(Collected data entries)
====
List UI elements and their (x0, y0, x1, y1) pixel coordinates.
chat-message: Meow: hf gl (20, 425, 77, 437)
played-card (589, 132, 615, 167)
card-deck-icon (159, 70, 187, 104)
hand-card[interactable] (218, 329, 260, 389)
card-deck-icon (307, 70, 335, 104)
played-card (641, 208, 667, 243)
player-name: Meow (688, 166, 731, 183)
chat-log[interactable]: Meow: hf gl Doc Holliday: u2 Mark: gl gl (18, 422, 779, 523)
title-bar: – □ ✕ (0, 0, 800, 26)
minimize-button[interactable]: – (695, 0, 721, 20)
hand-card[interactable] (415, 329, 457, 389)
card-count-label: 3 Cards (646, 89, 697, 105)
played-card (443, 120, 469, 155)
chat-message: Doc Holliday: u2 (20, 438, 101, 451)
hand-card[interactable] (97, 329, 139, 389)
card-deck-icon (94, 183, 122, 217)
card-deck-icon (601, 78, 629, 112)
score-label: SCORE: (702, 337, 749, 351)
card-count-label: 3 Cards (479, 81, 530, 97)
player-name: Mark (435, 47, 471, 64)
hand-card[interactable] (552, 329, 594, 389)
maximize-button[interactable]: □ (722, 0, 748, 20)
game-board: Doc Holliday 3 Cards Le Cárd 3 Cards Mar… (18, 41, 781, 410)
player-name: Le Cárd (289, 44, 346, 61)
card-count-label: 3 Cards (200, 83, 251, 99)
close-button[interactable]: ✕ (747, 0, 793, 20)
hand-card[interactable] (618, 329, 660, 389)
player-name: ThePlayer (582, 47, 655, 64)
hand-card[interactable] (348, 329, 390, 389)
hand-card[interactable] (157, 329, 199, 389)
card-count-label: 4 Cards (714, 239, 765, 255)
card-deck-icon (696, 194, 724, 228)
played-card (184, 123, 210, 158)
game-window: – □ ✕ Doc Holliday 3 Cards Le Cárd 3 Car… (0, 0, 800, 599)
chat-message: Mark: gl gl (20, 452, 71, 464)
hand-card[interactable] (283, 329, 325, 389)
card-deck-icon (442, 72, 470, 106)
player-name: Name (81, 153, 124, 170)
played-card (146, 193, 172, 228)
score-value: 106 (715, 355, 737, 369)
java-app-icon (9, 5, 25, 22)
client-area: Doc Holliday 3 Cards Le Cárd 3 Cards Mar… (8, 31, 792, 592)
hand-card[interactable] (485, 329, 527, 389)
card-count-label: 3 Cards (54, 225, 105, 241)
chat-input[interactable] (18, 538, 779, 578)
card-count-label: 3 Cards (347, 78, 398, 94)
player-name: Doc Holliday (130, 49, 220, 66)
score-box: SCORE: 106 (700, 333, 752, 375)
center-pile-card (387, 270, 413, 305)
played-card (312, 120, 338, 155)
====
Edit the data above so that "played-card" becomes "trick-card" wherever it occurs, and leave every other part of the lines unchanged.

• **Task result**:
List UI elements and their (x0, y0, x1, y1) pixel coordinates.
chat-message: Meow: hf gl (20, 425, 77, 437)
trick-card (589, 132, 615, 167)
card-deck-icon (159, 70, 187, 104)
hand-card[interactable] (218, 329, 260, 389)
card-deck-icon (307, 70, 335, 104)
trick-card (641, 208, 667, 243)
player-name: Meow (688, 166, 731, 183)
chat-log[interactable]: Meow: hf gl Doc Holliday: u2 Mark: gl gl (18, 422, 779, 523)
title-bar: – □ ✕ (0, 0, 800, 26)
minimize-button[interactable]: – (695, 0, 721, 20)
hand-card[interactable] (415, 329, 457, 389)
card-count-label: 3 Cards (646, 89, 697, 105)
trick-card (443, 120, 469, 155)
chat-message: Doc Holliday: u2 (20, 438, 101, 451)
hand-card[interactable] (97, 329, 139, 389)
card-deck-icon (94, 183, 122, 217)
card-deck-icon (601, 78, 629, 112)
score-label: SCORE: (702, 337, 749, 351)
card-count-label: 3 Cards (479, 81, 530, 97)
player-name: Mark (435, 47, 471, 64)
hand-card[interactable] (552, 329, 594, 389)
maximize-button[interactable]: □ (722, 0, 748, 20)
game-board: Doc Holliday 3 Cards Le Cárd 3 Cards Mar… (18, 41, 781, 410)
player-name: Le Cárd (289, 44, 346, 61)
card-count-label: 3 Cards (200, 83, 251, 99)
close-button[interactable]: ✕ (747, 0, 793, 20)
hand-card[interactable] (618, 329, 660, 389)
player-name: ThePlayer (582, 47, 655, 64)
hand-card[interactable] (348, 329, 390, 389)
hand-card[interactable] (157, 329, 199, 389)
card-count-label: 4 Cards (714, 239, 765, 255)
card-deck-icon (696, 194, 724, 228)
trick-card (184, 123, 210, 158)
game-window: – □ ✕ Doc Holliday 3 Cards Le Cárd 3 Car… (0, 0, 800, 599)
chat-message: Mark: gl gl (20, 452, 71, 464)
hand-card[interactable] (283, 329, 325, 389)
card-deck-icon (442, 72, 470, 106)
player-name: Name (81, 153, 124, 170)
trick-card (146, 193, 172, 228)
score-value: 106 (715, 355, 737, 369)
java-app-icon (9, 5, 25, 22)
client-area: Doc Holliday 3 Cards Le Cárd 3 Cards Mar… (8, 31, 792, 592)
hand-card[interactable] (485, 329, 527, 389)
card-count-label: 3 Cards (54, 225, 105, 241)
chat-input[interactable] (18, 538, 779, 578)
card-count-label: 3 Cards (347, 78, 398, 94)
player-name: Doc Holliday (130, 49, 220, 66)
score-box: SCORE: 106 (700, 333, 752, 375)
center-pile-card (387, 270, 413, 305)
trick-card (312, 120, 338, 155)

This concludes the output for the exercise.